* EXERCISE OBJECTIVE:
Transcribe the records below exactly, leaving out any pictures.

Saved data entries:

************

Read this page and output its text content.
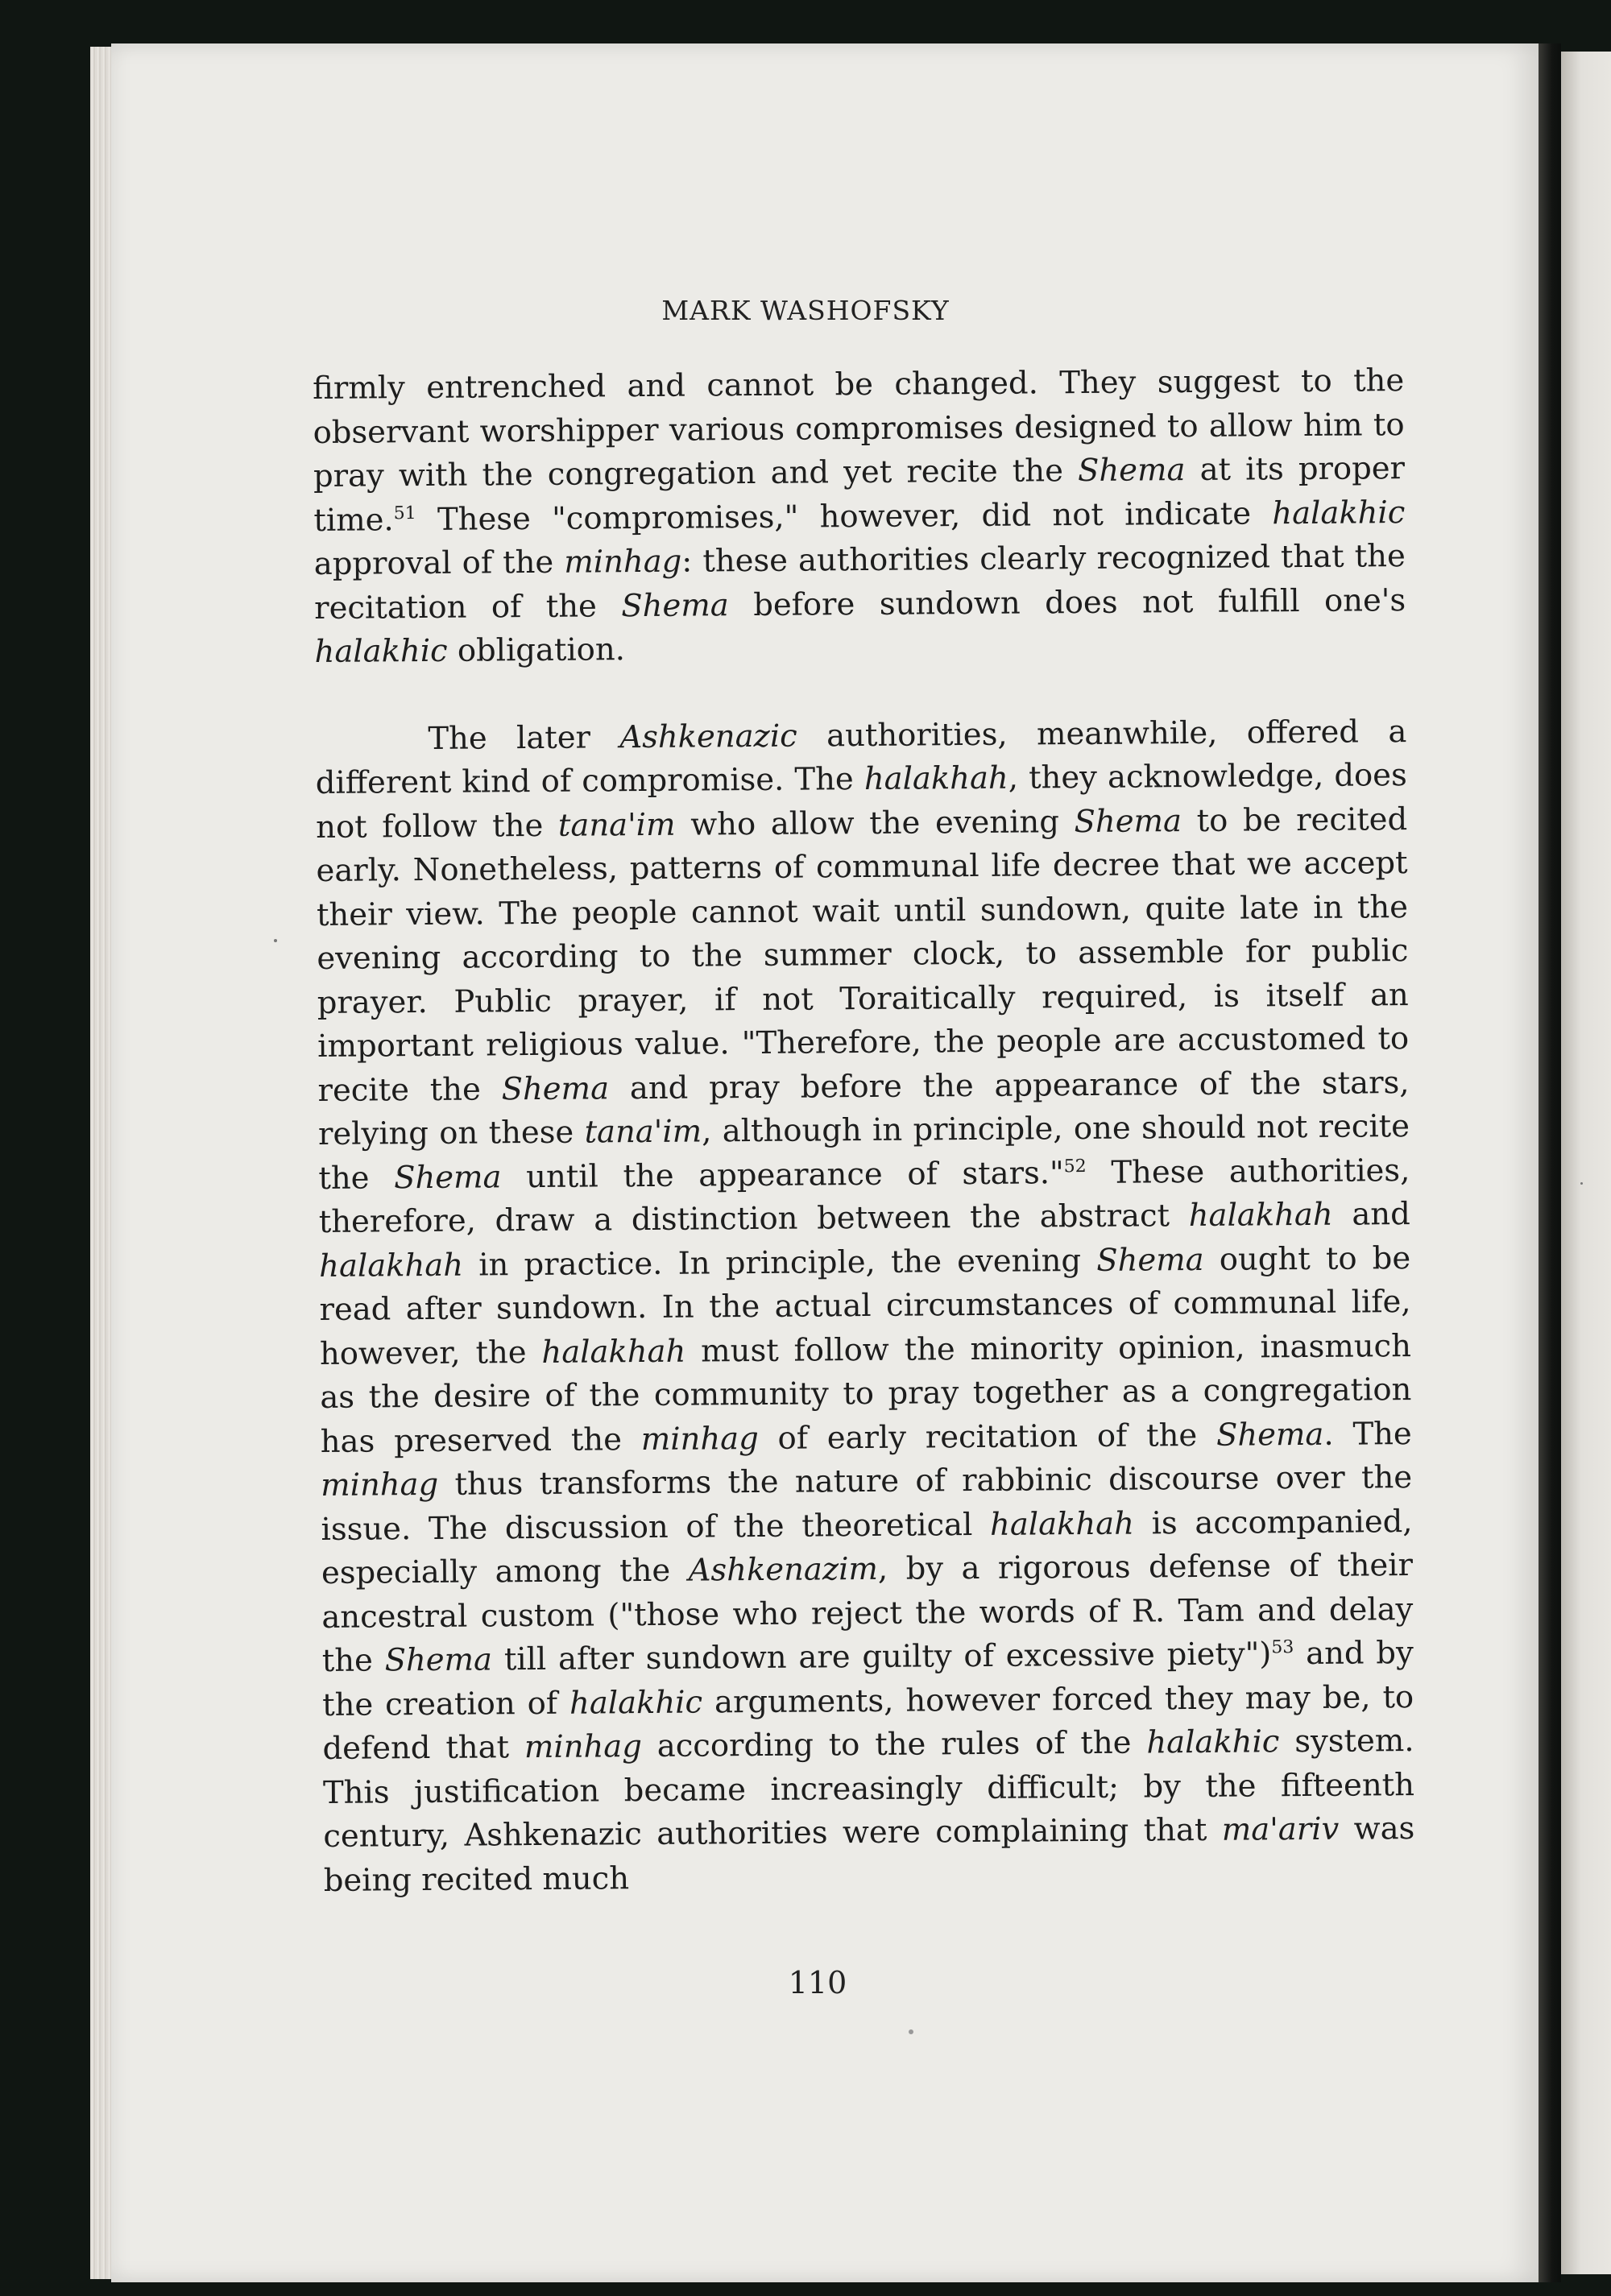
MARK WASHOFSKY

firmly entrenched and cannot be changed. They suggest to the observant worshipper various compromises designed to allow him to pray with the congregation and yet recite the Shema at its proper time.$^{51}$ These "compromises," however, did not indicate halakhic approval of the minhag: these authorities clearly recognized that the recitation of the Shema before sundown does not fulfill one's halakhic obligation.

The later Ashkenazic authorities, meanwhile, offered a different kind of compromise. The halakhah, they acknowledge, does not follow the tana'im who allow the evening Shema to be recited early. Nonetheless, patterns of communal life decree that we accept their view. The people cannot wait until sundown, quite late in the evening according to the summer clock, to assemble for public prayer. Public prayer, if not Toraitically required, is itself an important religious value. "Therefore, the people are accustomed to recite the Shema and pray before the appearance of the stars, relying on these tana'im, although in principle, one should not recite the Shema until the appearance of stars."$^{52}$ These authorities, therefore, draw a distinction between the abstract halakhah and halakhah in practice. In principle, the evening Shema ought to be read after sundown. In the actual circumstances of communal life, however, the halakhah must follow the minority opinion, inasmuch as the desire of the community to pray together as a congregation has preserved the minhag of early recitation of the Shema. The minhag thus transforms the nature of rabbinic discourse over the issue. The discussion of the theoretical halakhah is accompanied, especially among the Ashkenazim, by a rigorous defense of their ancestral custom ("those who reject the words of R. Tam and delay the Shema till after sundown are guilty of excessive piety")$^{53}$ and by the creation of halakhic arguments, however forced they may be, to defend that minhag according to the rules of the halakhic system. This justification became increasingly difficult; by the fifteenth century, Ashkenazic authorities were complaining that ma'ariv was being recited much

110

************

* FULL SOLUTION:
Read this page and output its text content.
MARK WASHOFSKY

firmly entrenched and cannot be changed. They suggest to the observant worshipper various compromises designed to allow him to pray with the congregation and yet recite the Shema at its proper time.$^{51}$ These "compromises," however, did not indicate halakhic approval of the minhag: these authorities clearly recognized that the recitation of the Shema before sundown does not fulfill one's halakhic obligation.

The later Ashkenazic authorities, meanwhile, offered a different kind of compromise. The halakhah, they acknowledge, does not follow the tana'im who allow the evening Shema to be recited early. Nonetheless, patterns of communal life decree that we accept their view. The people cannot wait until sundown, quite late in the evening according to the summer clock, to assemble for public prayer. Public prayer, if not Toraitically required, is itself an important religious value. "Therefore, the people are accustomed to recite the Shema and pray before the appearance of the stars, relying on these tana'im, although in principle, one should not recite the Shema until the appearance of stars."$^{52}$ These authorities, therefore, draw a distinction between the abstract halakhah and halakhah in practice. In principle, the evening Shema ought to be read after sundown. In the actual circumstances of communal life, however, the halakhah must follow the minority opinion, inasmuch as the desire of the community to pray together as a congregation has preserved the minhag of early recitation of the Shema. The minhag thus transforms the nature of rabbinic discourse over the issue. The discussion of the theoretical halakhah is accompanied, especially among the Ashkenazim, by a rigorous defense of their ancestral custom ("those who reject the words of R. Tam and delay the Shema till after sundown are guilty of excessive piety")$^{53}$ and by the creation of halakhic arguments, however forced they may be, to defend that minhag according to the rules of the halakhic system. This justification became increasingly difficult; by the fifteenth century, Ashkenazic authorities were complaining that ma'ariv was being recited much

110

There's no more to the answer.